__文書の抜粋__:
________________________________________
■益子焼
全国の陶器をたずねてその地を旅したことはありますか?
関東屈指の窯場である益子では、町の中に焼き物の販売店はもちろん資料館や公園も存在し、陶郷としての姿を見せて旅人を楽しませてくれています。
その益子の焼き物、益子焼と言えば、厚手でどっしりとした茶碗や皿が思い出されるのではないでしょうか。
益子焼の特徴は、民芸調と言われ鮮やかな色彩や細やかな図柄もなく、地味で飾り気のない素朴な色合いとなっています。
窯を開いた当初から、皿や壺、茶碗といったお茶の間で使われる日用雑貨を中心に焼かれてきました。毎日の生活に密着した焼き物なのです。
全国の陶器にはそれぞれの代表作のようなものがありますが、益子焼では側面にのびやかな筆運びで山水などが描かれた土瓶が代表となっています。
________________________________________
__提供データ__:

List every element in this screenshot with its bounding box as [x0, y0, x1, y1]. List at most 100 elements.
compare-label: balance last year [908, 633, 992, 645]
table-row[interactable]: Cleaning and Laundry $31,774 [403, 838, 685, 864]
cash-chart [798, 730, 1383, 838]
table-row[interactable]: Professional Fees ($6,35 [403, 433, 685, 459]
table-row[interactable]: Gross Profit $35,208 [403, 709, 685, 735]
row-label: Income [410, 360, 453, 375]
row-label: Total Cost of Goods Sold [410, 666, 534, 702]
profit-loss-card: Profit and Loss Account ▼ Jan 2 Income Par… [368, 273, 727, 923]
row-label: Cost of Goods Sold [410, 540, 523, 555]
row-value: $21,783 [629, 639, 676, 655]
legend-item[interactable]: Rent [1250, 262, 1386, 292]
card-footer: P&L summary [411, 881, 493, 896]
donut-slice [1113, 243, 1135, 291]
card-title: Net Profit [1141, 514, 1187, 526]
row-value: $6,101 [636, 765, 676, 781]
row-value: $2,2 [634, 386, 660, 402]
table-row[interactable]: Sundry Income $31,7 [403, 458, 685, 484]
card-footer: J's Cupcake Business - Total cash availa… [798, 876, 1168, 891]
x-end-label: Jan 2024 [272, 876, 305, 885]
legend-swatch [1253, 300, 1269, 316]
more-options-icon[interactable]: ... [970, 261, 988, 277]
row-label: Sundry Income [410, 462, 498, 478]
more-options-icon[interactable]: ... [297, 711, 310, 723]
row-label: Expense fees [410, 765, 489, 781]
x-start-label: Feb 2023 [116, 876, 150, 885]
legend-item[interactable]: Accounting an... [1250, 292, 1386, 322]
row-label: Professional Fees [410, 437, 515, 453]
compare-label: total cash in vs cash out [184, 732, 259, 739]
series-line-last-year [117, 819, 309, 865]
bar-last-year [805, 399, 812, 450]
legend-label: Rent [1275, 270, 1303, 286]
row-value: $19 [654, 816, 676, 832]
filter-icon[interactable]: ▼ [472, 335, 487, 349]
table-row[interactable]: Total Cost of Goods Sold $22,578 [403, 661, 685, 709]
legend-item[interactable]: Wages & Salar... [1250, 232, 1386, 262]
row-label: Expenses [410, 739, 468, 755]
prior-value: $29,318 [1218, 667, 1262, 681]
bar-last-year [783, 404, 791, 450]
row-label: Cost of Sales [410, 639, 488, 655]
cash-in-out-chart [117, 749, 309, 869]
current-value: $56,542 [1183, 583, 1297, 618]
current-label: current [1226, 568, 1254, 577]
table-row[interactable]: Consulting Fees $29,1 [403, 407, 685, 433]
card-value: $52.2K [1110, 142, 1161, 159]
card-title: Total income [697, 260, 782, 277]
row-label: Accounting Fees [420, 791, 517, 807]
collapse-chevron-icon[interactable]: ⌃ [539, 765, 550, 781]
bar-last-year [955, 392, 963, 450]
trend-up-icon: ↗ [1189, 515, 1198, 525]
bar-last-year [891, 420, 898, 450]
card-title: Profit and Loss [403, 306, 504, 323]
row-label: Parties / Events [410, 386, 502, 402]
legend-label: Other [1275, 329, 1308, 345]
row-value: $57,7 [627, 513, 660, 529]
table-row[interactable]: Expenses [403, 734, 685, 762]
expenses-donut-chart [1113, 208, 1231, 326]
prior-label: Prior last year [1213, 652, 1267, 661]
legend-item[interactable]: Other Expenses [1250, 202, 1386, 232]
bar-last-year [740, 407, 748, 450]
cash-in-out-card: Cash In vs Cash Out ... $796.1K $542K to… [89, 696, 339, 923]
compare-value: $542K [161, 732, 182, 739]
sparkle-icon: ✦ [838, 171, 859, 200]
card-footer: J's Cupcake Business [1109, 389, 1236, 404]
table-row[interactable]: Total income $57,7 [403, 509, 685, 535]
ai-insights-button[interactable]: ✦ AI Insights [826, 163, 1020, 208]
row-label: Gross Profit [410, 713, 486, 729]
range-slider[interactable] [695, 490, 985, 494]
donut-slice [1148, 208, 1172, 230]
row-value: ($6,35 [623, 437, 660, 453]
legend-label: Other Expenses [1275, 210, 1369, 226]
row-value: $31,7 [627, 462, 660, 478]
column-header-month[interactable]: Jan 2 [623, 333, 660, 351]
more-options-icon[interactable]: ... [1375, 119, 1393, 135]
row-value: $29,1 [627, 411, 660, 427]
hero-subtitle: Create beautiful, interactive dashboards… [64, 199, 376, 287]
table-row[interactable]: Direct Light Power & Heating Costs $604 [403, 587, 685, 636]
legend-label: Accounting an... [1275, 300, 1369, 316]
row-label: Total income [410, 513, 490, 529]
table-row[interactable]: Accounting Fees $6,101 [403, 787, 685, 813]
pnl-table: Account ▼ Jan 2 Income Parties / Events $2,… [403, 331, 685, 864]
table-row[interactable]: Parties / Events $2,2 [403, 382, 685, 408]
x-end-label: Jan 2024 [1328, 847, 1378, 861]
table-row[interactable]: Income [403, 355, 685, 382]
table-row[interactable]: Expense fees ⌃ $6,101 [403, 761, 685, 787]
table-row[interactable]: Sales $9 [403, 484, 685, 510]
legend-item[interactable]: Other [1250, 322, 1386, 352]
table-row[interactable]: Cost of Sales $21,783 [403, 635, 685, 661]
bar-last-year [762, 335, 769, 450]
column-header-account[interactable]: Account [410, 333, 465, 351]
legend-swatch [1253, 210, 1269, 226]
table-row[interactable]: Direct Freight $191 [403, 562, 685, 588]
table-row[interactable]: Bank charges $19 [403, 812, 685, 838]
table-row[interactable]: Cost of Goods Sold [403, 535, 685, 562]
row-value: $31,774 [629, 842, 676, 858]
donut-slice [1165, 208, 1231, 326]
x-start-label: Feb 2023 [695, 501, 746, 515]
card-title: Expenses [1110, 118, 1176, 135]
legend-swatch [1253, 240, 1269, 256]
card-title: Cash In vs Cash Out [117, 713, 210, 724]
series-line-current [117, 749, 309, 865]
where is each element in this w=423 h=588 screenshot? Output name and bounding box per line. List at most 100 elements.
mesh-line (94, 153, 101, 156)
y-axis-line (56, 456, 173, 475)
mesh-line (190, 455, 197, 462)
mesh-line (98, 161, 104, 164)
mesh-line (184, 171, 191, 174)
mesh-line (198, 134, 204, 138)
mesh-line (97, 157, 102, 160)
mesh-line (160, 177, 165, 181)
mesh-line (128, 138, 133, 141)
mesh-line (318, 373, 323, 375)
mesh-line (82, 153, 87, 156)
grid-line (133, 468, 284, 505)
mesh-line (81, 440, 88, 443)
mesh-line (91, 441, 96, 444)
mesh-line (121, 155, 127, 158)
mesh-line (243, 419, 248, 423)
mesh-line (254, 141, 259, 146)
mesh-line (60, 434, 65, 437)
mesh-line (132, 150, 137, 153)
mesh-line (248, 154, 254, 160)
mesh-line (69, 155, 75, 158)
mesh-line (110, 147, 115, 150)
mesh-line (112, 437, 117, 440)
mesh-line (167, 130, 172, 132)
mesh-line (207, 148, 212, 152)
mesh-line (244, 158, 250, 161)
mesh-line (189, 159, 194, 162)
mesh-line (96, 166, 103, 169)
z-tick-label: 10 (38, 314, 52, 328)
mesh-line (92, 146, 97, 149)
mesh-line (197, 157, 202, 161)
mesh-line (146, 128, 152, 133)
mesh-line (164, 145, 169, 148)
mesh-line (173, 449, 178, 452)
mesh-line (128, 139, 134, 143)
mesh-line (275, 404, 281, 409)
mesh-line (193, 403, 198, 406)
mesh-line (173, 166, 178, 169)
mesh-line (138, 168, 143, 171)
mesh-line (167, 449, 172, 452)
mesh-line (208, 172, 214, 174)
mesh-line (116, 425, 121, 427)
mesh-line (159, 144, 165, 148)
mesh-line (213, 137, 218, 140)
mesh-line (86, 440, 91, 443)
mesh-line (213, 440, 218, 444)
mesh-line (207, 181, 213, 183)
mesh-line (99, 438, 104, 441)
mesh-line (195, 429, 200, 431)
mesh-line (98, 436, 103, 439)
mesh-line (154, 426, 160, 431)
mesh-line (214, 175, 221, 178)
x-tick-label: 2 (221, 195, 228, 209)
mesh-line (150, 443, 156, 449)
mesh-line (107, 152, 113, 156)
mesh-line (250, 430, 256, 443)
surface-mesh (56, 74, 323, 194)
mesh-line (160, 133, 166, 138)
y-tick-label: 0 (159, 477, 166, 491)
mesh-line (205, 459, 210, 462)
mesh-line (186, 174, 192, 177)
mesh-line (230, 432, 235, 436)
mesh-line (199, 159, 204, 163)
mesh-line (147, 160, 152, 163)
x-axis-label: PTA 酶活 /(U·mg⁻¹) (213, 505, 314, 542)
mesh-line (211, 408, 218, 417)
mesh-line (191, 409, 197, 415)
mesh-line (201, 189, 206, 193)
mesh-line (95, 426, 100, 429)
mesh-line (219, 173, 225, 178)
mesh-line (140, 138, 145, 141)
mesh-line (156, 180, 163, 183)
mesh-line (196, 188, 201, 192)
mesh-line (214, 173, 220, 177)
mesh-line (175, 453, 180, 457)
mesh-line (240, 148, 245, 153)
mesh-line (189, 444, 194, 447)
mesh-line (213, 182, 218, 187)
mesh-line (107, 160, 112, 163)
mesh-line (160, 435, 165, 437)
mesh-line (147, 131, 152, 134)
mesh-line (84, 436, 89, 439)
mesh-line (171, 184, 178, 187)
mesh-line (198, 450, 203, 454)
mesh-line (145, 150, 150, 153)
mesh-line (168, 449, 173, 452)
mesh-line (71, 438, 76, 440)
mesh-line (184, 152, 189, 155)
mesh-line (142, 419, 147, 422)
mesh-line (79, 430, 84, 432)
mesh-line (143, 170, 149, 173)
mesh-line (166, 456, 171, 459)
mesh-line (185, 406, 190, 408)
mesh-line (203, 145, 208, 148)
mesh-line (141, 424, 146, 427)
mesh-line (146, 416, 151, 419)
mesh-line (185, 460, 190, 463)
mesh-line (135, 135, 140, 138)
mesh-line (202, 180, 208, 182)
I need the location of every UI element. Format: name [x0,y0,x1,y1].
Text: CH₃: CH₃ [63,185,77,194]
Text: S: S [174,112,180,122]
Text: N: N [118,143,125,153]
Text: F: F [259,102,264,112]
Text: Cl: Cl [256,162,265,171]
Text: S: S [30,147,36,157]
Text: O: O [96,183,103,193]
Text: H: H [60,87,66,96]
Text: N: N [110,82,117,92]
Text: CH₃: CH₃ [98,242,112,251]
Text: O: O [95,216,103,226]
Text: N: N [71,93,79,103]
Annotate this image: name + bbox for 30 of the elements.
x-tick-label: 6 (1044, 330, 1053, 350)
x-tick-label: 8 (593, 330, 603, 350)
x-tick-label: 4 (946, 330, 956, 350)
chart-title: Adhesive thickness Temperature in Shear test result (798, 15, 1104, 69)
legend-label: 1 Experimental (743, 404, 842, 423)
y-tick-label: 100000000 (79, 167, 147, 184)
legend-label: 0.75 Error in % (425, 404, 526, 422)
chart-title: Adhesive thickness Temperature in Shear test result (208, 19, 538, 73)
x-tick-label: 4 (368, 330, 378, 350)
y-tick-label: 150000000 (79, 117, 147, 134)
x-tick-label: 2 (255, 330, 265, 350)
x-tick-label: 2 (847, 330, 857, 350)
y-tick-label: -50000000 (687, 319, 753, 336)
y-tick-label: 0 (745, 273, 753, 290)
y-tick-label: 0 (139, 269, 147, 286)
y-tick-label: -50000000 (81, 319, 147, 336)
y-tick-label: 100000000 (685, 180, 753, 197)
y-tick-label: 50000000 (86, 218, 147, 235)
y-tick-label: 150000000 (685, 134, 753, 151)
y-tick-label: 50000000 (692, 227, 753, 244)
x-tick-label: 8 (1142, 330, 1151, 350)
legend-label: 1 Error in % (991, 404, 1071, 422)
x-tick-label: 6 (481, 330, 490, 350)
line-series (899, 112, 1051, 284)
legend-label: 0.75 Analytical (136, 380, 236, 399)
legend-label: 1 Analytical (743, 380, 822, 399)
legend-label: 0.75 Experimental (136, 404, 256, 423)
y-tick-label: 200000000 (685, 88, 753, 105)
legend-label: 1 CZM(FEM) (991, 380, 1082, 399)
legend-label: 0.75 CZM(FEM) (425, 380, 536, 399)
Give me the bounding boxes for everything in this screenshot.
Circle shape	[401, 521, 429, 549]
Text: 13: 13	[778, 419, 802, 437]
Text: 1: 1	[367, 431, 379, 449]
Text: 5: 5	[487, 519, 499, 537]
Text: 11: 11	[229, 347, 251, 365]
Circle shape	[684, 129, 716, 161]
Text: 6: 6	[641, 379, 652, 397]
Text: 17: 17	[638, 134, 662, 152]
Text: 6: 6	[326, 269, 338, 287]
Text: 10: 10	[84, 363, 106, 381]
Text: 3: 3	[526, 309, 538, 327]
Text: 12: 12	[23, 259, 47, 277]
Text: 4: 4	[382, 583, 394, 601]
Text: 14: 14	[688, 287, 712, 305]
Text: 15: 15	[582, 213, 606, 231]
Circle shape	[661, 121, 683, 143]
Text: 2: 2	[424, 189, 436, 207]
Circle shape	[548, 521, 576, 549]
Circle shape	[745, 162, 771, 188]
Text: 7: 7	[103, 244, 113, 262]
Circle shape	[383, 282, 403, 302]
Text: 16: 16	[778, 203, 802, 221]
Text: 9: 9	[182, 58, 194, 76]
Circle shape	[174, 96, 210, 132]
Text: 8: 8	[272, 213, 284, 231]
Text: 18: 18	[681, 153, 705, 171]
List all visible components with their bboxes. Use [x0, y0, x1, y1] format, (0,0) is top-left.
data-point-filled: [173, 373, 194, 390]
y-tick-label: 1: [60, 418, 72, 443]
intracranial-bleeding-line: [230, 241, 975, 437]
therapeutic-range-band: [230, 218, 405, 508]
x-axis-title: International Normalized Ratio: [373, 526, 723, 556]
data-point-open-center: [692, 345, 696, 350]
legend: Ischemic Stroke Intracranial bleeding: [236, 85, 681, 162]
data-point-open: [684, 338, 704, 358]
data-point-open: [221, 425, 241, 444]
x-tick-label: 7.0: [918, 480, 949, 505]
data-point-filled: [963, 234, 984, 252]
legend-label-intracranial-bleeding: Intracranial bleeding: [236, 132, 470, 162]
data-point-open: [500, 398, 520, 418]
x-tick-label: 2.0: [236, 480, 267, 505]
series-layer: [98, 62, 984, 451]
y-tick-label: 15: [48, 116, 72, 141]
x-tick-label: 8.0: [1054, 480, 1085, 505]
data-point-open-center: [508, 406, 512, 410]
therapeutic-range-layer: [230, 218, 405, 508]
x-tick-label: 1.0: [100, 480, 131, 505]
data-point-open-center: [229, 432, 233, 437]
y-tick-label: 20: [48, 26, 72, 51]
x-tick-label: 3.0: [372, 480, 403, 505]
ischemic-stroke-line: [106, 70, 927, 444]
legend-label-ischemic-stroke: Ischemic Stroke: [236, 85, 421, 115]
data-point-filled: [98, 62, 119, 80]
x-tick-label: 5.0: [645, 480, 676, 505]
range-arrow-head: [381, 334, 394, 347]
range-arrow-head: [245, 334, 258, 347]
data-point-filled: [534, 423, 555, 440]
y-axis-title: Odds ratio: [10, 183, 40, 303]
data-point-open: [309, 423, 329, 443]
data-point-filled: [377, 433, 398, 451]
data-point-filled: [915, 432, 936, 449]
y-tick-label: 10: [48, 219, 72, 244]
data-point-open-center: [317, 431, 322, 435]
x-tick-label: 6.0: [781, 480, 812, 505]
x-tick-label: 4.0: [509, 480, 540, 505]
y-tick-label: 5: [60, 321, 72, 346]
________________________________________
__取り組む課題__:
a – 益子焼の文章では、益子焼が「毎日の生活に密着した焼き物」だとされる理由は何か。1〜3文で説明しなさい。
b – 益子焼の文章のうち、「関東屈指の窯場である益子では」で始まり「た土瓶が代表となっています。」までの部分を、「土瓶」を「急須」に置き換えて書き直しなさい。
c – 益子焼の文章の最後の文に続けて、その先を書きなさい。
記録は使わなくてよい。

__課題の解答__:
a – 益子焼は窯を開いた当初から、皿や壺、茶碗といったお茶の間で使われる日用雑貨を中心に焼かれてきたからだ。

b –
関東屈指の窯場である益子では、町の中に焼き物の販売店はもちろん資料館や公園も存在し、陶郷としての姿を見せて旅人を楽しませてくれています。
その益子の焼き物、益子焼と言えば、厚手でどっしりとした茶碗や皿が思い出されるのではないでしょうか。
益子焼の特徴は、民芸調と言われ鮮やかな色彩や細やかな図柄もなく、地味で飾り気のない素朴な色合いとなっています。
窯を開いた当初から、皿や壺、茶碗といったお茶の間で使われる日用雑貨を中心に焼かれてきました。毎日の生活に密着した焼き物なのです。
全国の陶器にはそれぞれの代表作のようなものがありますが、益子焼では側面にのびやかな筆運びで山水などが描かれた急須が代表となっています。

c –
益子焼の一番の特徴とされる、厚手でどっしりとした手ざわりは、栃木県内から出土する新福寺粘土などの気泡性を持つ荒い陶土に木節粘土を加えた土によるものです。
釉薬には木や石を原料にした自然釉が用いられ、特に透明な色合いの並白釉(なみじろゆう)や乳白色の糠白釉がかけられることが多いです。他には地元特産の芦沼石を原料にした茶褐色の柿釉(かきゆう)や黒釉(こくゆう)などもあります。
装飾技法としては、釉薬をほどこした器の表面に刷毛を使って化粧土をかける刷毛目や、指で簡単な模様を描く指描などがあります。
また鉄や銅などを用いて土瓶や茶碗に山水や植物を描く、鉄絵や赤絵なども益子焼の特徴のひとつとなっています。
■笠間焼
全国の陶器の中でも名前の知れた益子焼や平清水焼ですが、これらの焼き物の陶祖が実は笠間焼の技術を学んでいたそうです。
つまり笠間焼は益子焼よりも古い歴史を誇っているのです。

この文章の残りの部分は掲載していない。